Select every line of the items that contains the string "launcher" and copy those lines. Case counts.

---- ENTRIES

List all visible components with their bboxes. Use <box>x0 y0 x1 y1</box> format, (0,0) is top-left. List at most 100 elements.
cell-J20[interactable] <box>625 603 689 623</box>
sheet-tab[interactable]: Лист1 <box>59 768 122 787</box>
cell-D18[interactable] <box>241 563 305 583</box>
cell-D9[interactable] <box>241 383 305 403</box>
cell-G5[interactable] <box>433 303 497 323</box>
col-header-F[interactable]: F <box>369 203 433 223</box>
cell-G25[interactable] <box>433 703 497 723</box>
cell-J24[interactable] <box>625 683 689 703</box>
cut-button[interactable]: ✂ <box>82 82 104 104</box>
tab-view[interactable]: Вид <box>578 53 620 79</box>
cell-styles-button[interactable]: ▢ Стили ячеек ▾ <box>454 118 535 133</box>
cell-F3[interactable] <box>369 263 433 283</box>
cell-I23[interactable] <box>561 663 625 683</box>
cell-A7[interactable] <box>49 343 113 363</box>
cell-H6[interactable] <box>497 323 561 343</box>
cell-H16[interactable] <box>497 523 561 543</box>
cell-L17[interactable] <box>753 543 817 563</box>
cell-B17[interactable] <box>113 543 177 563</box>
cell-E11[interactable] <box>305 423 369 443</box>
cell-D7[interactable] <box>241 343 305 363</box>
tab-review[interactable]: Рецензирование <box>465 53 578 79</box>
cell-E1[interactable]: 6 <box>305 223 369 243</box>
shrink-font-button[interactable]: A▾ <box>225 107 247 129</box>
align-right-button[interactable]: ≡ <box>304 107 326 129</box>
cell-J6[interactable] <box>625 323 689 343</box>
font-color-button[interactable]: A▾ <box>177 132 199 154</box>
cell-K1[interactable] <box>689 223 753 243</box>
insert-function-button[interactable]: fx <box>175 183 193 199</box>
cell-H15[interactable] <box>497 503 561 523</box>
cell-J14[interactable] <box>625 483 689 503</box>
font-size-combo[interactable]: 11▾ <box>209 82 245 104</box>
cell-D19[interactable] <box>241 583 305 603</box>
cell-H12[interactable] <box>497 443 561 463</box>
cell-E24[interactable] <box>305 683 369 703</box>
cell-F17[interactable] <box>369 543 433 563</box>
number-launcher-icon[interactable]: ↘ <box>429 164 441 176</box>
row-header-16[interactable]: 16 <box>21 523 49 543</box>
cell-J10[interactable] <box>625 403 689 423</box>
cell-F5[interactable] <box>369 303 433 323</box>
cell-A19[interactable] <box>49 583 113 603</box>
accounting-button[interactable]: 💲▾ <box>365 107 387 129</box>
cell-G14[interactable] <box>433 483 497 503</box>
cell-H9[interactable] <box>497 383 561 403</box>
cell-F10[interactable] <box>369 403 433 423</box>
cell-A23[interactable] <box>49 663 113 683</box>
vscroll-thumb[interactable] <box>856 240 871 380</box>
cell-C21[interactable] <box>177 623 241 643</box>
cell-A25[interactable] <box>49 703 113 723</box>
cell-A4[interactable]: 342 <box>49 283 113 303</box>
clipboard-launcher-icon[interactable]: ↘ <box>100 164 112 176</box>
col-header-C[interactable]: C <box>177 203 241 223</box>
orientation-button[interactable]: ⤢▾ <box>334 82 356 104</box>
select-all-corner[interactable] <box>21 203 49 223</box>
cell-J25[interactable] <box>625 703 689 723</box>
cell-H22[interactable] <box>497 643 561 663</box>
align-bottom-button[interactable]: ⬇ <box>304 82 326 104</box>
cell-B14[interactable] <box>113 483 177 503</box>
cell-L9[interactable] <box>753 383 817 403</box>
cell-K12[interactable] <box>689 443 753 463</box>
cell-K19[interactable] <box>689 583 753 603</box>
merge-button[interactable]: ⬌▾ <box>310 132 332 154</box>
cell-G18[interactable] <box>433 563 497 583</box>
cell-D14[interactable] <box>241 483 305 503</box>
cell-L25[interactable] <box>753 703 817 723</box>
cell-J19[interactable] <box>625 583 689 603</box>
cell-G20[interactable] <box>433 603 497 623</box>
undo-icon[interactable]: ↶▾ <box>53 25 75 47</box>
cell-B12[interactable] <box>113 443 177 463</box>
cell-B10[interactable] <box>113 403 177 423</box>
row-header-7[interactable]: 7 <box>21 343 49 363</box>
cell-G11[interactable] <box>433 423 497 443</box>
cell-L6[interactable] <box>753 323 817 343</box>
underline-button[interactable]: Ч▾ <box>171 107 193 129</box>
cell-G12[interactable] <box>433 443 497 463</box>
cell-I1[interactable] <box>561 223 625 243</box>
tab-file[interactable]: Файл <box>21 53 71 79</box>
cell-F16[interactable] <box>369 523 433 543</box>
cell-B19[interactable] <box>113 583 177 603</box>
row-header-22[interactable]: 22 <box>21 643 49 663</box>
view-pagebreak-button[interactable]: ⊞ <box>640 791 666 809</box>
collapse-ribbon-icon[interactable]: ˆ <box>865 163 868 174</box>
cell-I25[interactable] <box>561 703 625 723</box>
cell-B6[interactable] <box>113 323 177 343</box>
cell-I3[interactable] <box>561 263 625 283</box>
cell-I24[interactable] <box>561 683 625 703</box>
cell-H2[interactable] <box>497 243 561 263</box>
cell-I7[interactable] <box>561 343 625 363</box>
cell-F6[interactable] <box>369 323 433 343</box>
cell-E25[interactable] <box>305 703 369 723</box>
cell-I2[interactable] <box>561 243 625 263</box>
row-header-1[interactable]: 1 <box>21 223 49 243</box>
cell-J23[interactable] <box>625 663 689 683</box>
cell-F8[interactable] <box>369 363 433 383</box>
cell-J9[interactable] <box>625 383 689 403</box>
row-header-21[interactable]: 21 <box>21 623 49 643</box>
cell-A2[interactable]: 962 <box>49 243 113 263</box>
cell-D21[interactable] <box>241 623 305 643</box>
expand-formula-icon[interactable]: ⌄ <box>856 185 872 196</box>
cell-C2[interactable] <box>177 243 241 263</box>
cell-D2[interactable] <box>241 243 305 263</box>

--------

WORKED SOLUTION ::
number-launcher-icon[interactable]: ↘ <box>429 164 441 176</box>
clipboard-launcher-icon[interactable]: ↘ <box>100 164 112 176</box>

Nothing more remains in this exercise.